[Dataset items]
________________________________________

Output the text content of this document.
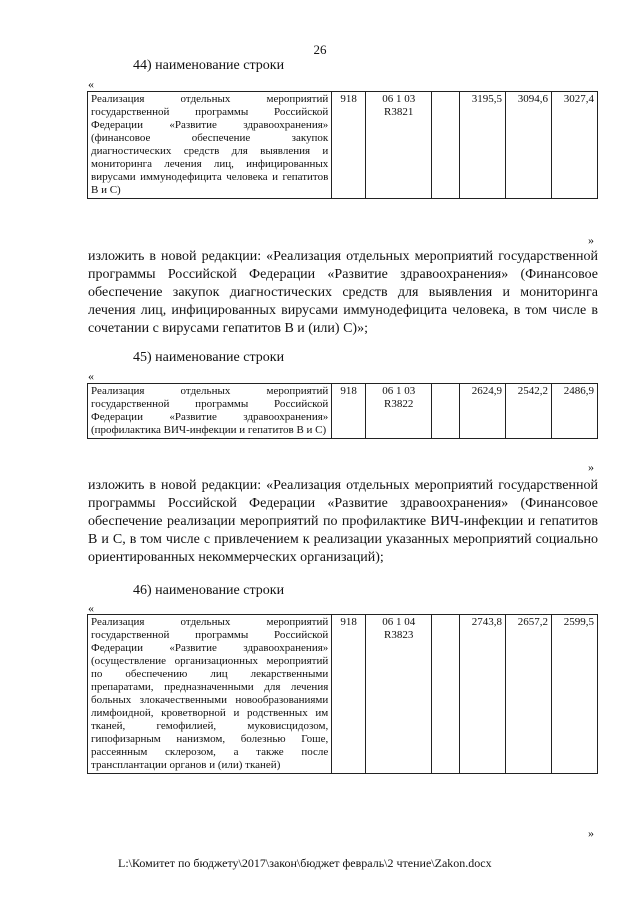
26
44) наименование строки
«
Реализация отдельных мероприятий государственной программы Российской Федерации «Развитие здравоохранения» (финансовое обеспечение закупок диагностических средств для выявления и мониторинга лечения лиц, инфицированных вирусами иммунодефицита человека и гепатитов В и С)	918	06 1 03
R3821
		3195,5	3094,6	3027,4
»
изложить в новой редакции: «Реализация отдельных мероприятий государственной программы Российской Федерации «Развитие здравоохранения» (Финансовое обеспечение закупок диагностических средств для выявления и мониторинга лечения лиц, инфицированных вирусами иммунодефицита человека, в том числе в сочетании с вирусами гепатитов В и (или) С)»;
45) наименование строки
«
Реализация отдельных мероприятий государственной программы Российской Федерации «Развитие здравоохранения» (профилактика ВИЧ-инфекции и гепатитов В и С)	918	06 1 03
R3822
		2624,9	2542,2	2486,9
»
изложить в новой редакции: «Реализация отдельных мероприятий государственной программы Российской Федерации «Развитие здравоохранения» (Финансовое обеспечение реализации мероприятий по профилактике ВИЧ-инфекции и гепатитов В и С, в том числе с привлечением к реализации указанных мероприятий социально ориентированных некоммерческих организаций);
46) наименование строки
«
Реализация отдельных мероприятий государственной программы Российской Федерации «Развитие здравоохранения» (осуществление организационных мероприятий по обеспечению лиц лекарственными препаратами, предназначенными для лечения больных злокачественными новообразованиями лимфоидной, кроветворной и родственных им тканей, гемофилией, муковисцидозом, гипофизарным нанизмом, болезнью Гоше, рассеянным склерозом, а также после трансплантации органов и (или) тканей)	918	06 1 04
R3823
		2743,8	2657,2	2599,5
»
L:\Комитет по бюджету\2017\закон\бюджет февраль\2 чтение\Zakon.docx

________________________________________

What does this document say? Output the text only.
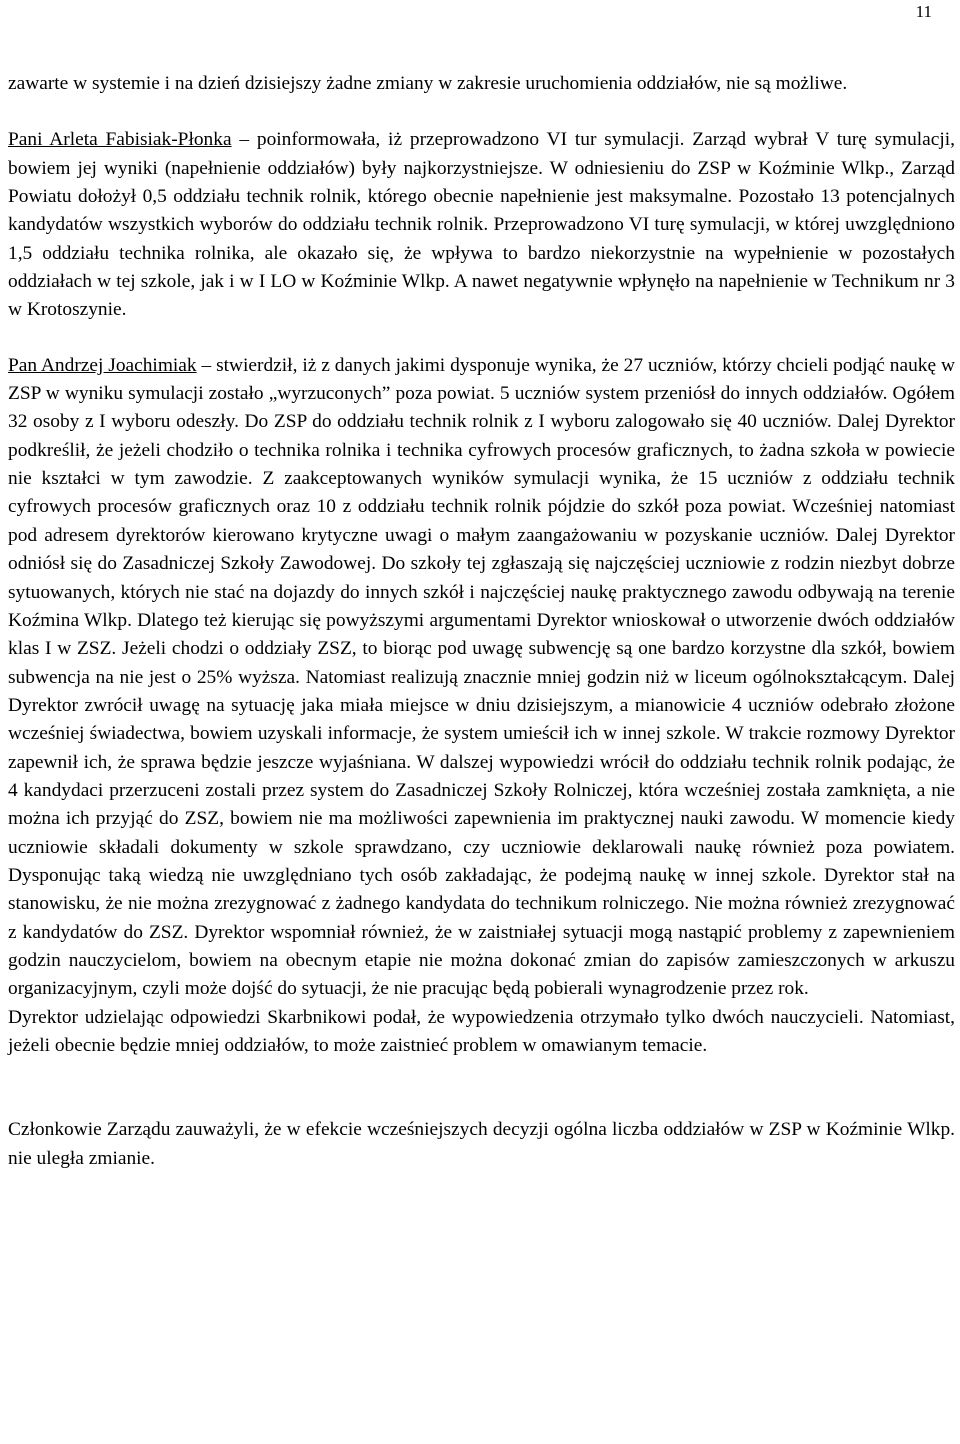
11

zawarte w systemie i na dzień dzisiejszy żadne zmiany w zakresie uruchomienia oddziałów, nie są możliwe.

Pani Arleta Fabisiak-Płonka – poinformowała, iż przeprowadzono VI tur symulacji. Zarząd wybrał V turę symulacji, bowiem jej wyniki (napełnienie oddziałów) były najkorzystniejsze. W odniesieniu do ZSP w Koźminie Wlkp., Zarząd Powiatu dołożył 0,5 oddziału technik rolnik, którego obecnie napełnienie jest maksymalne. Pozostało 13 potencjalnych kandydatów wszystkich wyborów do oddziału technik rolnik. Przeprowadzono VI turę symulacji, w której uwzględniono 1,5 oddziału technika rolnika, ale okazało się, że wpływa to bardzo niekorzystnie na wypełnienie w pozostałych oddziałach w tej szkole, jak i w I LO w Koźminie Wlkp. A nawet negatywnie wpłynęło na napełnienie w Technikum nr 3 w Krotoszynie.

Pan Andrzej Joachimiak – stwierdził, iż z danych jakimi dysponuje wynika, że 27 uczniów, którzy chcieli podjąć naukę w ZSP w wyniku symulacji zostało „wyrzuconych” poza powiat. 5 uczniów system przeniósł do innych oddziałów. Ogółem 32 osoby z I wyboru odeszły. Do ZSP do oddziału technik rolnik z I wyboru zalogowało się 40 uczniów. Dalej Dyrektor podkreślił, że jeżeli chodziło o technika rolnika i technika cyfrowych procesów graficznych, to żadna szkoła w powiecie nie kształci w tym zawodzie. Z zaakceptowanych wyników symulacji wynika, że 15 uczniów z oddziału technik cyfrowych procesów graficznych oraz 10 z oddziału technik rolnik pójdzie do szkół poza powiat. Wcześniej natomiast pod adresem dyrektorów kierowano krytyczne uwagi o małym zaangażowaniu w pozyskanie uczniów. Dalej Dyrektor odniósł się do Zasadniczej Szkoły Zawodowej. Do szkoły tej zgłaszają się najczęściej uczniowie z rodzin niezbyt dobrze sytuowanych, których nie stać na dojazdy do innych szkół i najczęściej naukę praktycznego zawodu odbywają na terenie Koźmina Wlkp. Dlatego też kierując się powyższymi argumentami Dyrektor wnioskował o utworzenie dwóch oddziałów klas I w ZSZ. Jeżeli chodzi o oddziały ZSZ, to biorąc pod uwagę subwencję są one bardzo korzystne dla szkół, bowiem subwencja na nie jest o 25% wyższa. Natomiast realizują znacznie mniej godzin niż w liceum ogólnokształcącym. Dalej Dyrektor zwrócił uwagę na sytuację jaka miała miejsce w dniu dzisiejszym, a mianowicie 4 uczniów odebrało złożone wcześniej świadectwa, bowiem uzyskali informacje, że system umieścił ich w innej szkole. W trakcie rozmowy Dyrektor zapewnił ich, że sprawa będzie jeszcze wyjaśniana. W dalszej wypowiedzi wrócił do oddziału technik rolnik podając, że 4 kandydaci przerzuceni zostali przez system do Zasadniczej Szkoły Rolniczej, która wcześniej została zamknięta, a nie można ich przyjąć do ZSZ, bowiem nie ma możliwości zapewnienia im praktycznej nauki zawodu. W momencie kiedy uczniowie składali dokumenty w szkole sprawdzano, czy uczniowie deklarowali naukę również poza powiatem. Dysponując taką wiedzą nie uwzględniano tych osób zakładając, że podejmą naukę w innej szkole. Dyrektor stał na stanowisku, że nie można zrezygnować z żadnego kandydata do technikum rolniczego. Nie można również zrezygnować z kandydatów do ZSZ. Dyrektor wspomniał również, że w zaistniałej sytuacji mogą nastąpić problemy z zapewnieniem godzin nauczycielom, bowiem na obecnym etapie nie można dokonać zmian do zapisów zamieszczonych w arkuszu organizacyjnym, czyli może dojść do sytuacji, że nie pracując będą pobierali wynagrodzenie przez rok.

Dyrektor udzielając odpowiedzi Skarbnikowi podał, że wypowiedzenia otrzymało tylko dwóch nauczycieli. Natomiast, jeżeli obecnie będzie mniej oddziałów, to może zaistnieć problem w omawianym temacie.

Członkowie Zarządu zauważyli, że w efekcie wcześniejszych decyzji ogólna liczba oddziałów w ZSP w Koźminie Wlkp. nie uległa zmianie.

________________________________________

● WHAT YOU WILL DO:
Every line holding "инфицированных" should be copied out.

● OUTPUT OF THE TASK:
Реализация отдельных мероприятий государственной программы Российской Федерации «Развитие здравоохранения» (финансовое обеспечение закупок диагностических средств для выявления и мониторинга лечения лиц, инфицированных вирусами иммунодефицита человека и гепатитов В и С)	918	06 1 03
изложить в новой редакции: «Реализация отдельных мероприятий государственной программы Российской Федерации «Развитие здравоохранения» (Финансовое обеспечение закупок диагностических средств для выявления и мониторинга лечения лиц, инфицированных вирусами иммунодефицита человека, в том числе в сочетании с вирусами гепатитов В и (или) С)»;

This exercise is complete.